WHAT YOU HAVE TO DO >>
Present each line of the entries below that holds the word "Change".
** start RECORD SET **
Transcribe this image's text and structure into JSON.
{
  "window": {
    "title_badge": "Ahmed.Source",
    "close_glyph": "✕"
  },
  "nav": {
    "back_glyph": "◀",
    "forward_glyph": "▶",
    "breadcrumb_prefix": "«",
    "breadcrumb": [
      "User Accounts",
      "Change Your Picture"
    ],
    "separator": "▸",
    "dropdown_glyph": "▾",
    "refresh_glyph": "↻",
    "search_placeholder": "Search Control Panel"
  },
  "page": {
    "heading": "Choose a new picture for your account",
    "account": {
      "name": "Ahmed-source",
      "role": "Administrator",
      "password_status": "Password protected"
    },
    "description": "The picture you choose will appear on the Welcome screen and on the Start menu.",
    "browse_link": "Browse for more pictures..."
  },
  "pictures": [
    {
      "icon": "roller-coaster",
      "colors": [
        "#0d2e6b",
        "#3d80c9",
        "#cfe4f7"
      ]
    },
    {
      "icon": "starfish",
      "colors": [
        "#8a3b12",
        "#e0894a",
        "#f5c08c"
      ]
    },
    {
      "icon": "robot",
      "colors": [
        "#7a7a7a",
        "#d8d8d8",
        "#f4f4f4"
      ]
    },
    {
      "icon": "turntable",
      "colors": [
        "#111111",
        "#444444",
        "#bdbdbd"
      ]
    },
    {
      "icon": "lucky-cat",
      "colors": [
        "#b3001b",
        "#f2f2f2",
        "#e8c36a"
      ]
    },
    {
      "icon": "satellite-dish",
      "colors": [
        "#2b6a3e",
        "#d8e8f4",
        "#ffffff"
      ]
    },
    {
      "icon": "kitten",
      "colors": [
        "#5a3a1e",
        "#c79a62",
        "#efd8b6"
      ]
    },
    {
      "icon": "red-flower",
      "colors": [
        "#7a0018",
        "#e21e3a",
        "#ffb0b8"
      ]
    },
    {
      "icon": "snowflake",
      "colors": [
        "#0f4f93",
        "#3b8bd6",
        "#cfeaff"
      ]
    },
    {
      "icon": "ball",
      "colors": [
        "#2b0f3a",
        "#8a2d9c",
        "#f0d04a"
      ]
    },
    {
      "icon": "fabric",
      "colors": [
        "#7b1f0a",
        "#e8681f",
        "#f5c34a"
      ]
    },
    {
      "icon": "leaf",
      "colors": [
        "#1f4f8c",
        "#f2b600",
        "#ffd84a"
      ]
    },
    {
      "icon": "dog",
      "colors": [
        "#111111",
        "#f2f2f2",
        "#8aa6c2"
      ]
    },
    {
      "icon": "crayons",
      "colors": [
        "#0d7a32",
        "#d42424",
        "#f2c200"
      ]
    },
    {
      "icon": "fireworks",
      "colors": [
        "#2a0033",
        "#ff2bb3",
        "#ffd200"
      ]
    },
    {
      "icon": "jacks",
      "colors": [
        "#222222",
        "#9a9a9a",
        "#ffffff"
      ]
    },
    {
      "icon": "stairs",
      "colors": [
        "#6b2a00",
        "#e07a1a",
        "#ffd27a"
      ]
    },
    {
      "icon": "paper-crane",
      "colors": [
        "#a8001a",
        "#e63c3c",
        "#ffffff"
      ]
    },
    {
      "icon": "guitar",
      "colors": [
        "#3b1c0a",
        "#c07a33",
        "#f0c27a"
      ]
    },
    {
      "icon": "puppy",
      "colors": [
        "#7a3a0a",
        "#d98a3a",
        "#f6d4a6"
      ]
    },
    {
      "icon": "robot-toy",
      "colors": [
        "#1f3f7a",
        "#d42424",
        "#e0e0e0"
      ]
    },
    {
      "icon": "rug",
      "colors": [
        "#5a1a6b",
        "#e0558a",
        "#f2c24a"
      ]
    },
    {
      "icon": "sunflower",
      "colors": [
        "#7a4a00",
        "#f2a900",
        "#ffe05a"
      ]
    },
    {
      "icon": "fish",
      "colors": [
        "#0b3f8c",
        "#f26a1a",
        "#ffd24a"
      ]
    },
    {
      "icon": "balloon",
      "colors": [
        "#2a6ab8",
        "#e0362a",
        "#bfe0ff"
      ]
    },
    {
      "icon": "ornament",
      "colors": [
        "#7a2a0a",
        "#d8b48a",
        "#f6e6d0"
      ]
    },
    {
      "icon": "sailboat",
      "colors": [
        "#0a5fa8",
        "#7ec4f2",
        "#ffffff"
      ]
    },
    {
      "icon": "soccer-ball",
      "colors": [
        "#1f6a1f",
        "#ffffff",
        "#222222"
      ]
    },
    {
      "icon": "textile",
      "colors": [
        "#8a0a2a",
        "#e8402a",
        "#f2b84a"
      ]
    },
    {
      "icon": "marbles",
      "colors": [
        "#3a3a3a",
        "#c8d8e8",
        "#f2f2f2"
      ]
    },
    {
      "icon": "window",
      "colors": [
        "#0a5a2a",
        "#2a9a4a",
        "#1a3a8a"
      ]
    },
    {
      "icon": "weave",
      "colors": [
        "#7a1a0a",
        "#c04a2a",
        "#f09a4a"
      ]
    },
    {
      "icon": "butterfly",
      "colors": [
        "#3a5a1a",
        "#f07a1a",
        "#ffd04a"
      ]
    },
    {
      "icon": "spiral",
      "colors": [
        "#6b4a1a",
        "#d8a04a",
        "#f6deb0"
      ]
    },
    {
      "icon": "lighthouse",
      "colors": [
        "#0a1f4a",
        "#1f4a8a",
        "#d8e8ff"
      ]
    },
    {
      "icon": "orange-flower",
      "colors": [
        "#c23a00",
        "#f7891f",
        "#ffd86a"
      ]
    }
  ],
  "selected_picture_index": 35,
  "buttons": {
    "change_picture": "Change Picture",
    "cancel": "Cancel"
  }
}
** end RECORD SET **
TASK RESPONSE >>
      "Change Your Picture"
    "change_picture": "Change Picture",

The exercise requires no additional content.